▶ What the task requires
Look through the lines of the material and count those containing "PROGRAMLARI". Give that count alone.

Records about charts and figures
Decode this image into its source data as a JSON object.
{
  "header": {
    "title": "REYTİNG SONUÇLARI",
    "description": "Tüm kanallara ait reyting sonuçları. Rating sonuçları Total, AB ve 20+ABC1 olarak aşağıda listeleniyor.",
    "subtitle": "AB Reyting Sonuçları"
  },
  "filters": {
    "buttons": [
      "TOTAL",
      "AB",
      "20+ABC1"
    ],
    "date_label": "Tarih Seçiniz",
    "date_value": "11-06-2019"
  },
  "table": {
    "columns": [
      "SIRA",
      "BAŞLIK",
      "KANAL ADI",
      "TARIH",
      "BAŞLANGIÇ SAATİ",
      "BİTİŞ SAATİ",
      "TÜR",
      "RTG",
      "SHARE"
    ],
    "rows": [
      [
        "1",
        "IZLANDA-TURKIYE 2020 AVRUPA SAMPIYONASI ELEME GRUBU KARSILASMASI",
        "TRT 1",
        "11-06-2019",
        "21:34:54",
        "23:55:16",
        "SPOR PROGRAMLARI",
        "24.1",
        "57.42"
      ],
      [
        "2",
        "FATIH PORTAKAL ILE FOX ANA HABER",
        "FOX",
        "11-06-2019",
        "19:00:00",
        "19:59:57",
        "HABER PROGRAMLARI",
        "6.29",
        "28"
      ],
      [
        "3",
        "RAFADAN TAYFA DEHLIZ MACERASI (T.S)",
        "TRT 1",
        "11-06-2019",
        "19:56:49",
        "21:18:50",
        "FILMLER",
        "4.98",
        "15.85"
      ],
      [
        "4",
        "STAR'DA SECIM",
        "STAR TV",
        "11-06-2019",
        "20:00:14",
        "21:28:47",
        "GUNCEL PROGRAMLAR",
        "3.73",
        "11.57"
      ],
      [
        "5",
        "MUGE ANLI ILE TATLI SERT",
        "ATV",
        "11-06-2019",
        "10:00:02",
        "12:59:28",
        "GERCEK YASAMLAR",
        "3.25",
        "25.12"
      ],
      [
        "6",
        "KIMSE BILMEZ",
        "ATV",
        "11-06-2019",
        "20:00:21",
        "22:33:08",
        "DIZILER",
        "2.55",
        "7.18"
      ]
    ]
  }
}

▶ Final result
2